Prompt. Extract the records in full, leaving every picture out.

Records excerpted from a collection.
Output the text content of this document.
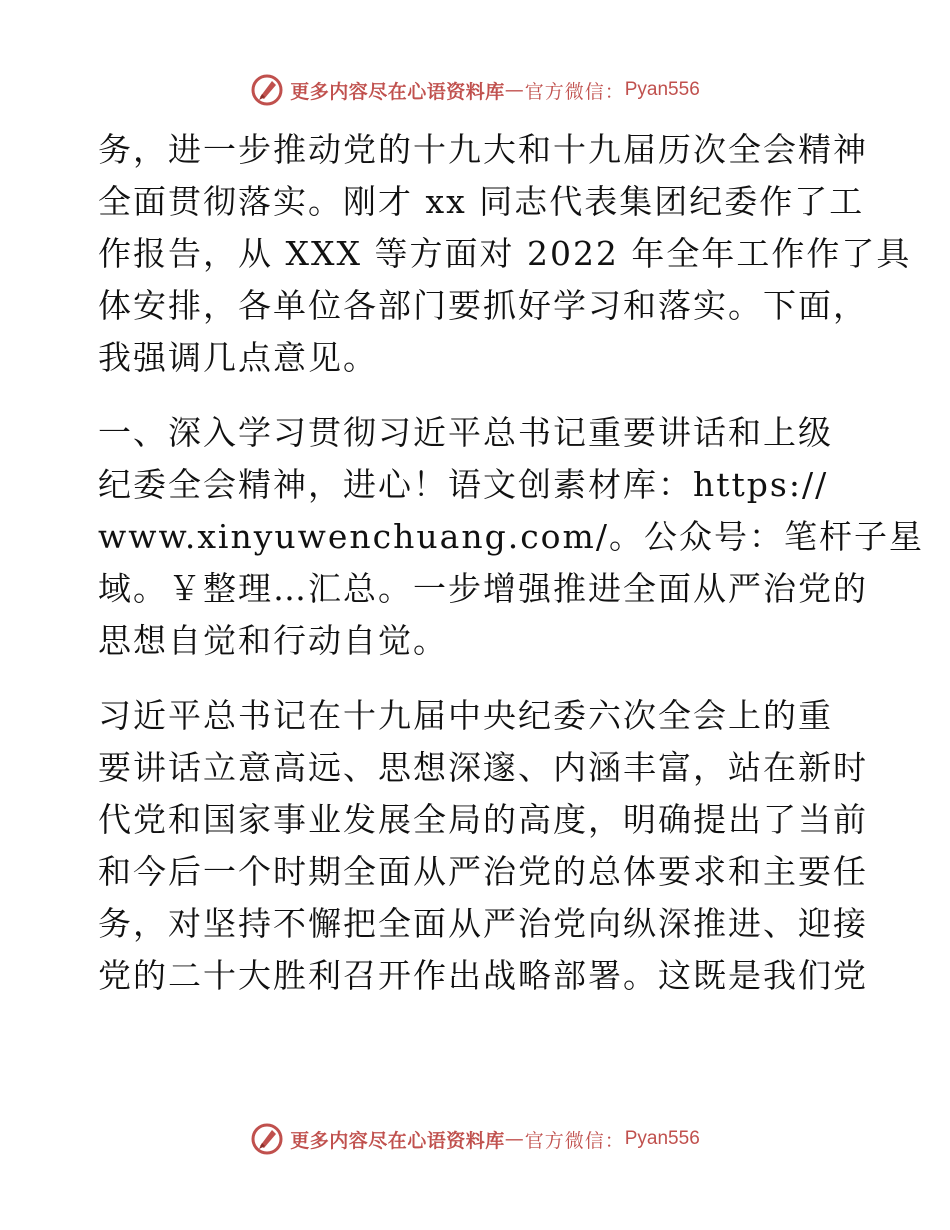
更多内容尽在心语资料库 — 官方微信： Pyan556

务，进一步推动党的十九大和十九届历次全会精神
全面贯彻落实。刚才 xx 同志代表集团纪委作了工
作报告，从 XXX 等方面对 2022 年全年工作作了具
体安排，各单位各部门要抓好学习和落实。下面，
我强调几点意见。

一、深入学习贯彻习近平总书记重要讲话和上级
纪委全会精神，进心！语文创素材库：https://
www.xinyuwenchuang.com/。公众号：笔杆子星
域。￥整理…汇总。一步增强推进全面从严治党的
思想自觉和行动自觉。

习近平总书记在十九届中央纪委六次全会上的重
要讲话立意高远、思想深邃、内涵丰富，站在新时
代党和国家事业发展全局的高度，明确提出了当前
和今后一个时期全面从严治党的总体要求和主要任
务，对坚持不懈把全面从严治党向纵深推进、迎接
党的二十大胜利召开作出战略部署。这既是我们党

更多内容尽在心语资料库 — 官方微信： Pyan556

Task answer.
Output the text content of this document.
更多内容尽在心语资料库 — 官方微信： Pyan556

务，进一步推动党的十九大和十九届历次全会精神
全面贯彻落实。刚才 xx 同志代表集团纪委作了工
作报告，从 XXX 等方面对 2022 年全年工作作了具
体安排，各单位各部门要抓好学习和落实。下面，
我强调几点意见。

一、深入学习贯彻习近平总书记重要讲话和上级
纪委全会精神，进心！语文创素材库：https://
www.xinyuwenchuang.com/。公众号：笔杆子星
域。￥整理…汇总。一步增强推进全面从严治党的
思想自觉和行动自觉。

习近平总书记在十九届中央纪委六次全会上的重
要讲话立意高远、思想深邃、内涵丰富，站在新时
代党和国家事业发展全局的高度，明确提出了当前
和今后一个时期全面从严治党的总体要求和主要任
务，对坚持不懈把全面从严治党向纵深推进、迎接
党的二十大胜利召开作出战略部署。这既是我们党

更多内容尽在心语资料库 — 官方微信： Pyan556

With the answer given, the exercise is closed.